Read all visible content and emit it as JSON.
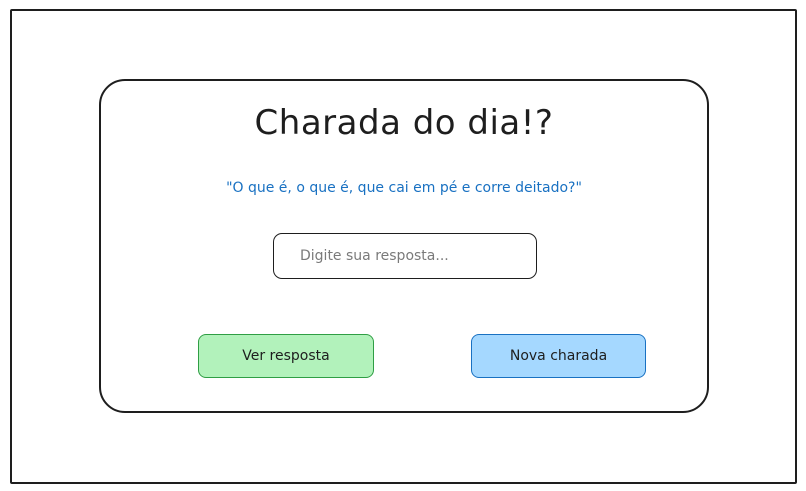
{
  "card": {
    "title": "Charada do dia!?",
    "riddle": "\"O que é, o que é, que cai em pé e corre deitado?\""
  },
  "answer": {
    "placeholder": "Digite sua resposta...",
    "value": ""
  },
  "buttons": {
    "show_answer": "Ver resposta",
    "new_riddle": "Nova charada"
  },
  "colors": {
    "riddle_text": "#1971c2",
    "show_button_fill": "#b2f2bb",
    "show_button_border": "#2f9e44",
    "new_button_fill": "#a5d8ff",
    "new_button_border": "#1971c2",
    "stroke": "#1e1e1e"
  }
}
...
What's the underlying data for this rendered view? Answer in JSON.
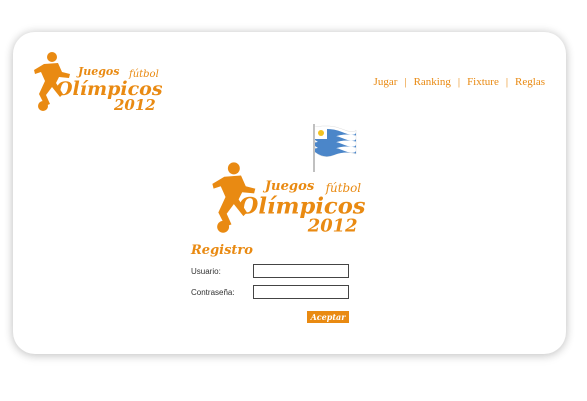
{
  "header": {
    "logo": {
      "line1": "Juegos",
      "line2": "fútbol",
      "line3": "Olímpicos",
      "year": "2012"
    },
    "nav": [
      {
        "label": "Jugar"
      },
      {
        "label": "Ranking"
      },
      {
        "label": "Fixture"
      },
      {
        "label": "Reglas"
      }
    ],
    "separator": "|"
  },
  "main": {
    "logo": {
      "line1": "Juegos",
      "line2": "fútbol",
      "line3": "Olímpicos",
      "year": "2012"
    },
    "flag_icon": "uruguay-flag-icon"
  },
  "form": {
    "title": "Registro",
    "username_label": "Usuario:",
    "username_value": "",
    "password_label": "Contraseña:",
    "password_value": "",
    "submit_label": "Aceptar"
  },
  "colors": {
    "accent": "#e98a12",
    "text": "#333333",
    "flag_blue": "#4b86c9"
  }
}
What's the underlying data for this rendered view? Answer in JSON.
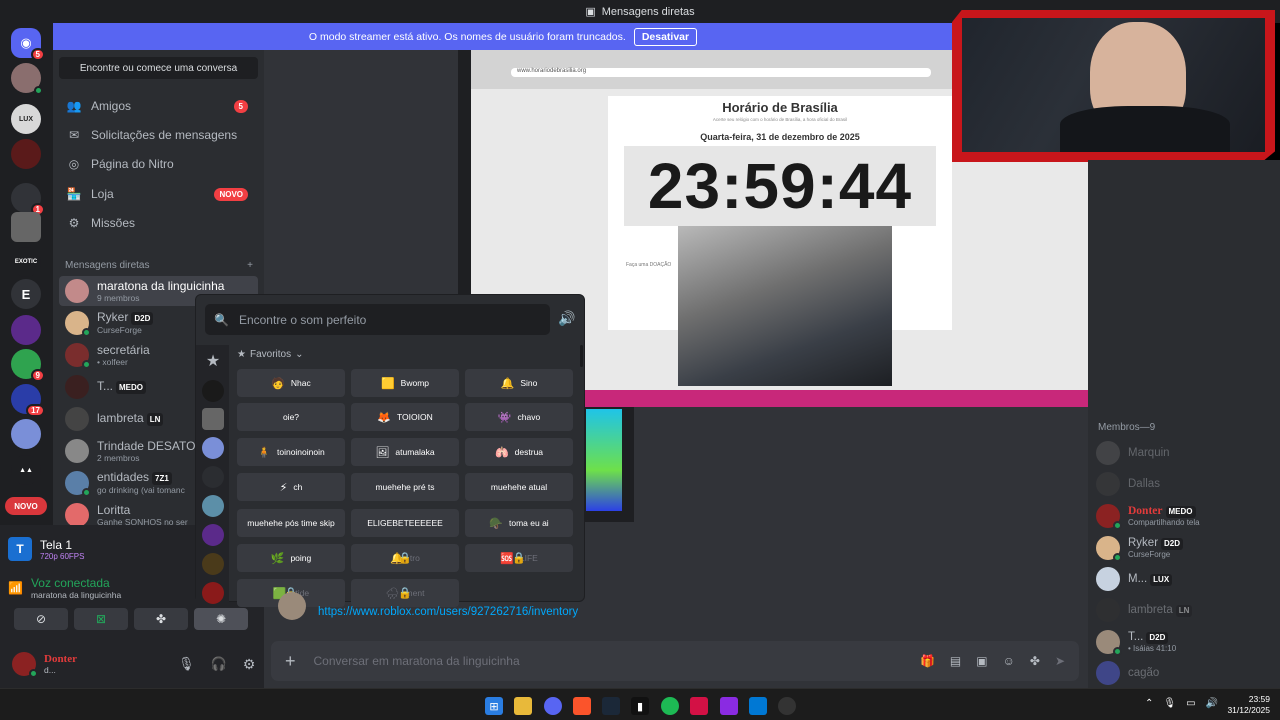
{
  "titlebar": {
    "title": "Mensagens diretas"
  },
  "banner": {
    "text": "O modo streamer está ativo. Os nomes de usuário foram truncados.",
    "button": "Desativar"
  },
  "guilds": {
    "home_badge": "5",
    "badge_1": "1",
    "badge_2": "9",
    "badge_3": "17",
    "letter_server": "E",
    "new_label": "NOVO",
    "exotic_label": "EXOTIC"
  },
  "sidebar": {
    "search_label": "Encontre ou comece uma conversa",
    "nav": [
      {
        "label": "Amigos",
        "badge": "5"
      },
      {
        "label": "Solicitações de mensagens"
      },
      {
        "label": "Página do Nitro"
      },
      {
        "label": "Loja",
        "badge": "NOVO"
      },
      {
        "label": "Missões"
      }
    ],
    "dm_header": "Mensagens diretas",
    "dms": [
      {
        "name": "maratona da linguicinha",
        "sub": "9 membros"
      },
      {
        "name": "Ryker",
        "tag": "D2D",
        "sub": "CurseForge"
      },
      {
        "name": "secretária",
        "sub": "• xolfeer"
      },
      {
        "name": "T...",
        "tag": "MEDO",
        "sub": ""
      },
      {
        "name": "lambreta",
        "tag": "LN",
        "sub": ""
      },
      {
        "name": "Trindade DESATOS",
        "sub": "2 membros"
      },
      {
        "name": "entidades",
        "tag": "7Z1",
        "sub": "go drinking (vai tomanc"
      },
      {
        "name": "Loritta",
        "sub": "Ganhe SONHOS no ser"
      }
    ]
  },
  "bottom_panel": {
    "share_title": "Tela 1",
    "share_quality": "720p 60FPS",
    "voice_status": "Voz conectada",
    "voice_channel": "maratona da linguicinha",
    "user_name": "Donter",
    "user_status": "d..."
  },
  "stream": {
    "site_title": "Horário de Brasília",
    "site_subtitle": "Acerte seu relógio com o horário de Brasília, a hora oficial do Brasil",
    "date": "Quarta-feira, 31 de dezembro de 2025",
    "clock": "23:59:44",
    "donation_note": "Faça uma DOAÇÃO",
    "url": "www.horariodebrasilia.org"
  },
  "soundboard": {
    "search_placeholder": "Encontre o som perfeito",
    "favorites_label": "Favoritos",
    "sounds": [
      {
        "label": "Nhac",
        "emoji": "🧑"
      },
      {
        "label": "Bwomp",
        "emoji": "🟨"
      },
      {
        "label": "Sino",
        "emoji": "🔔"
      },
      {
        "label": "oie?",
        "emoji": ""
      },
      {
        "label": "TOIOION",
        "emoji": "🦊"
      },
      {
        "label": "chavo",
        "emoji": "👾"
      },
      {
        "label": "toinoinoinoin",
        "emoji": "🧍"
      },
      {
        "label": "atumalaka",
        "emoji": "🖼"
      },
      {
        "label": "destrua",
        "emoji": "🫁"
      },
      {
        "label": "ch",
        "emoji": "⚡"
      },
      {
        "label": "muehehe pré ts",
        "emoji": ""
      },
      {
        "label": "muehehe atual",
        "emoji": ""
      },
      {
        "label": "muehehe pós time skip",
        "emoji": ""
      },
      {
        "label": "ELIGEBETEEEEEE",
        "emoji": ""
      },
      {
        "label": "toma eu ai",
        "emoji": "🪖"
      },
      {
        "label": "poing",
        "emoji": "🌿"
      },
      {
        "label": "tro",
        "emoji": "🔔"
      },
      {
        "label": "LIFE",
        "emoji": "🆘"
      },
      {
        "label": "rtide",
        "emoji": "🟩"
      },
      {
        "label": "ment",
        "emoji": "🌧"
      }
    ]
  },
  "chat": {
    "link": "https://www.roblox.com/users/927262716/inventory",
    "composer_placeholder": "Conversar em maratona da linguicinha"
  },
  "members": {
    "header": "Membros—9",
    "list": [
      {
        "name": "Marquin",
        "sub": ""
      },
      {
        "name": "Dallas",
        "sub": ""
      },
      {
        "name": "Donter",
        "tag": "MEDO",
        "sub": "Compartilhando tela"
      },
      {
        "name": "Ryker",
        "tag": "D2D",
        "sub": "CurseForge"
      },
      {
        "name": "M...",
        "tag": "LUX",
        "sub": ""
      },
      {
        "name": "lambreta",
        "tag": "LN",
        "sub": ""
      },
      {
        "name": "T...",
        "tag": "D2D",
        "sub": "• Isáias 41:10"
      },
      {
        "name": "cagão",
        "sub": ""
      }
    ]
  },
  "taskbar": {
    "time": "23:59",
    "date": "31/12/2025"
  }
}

Exercise:
Each line that holds the string "Encontre" counts once; give the total and nothing else.

Final result:
2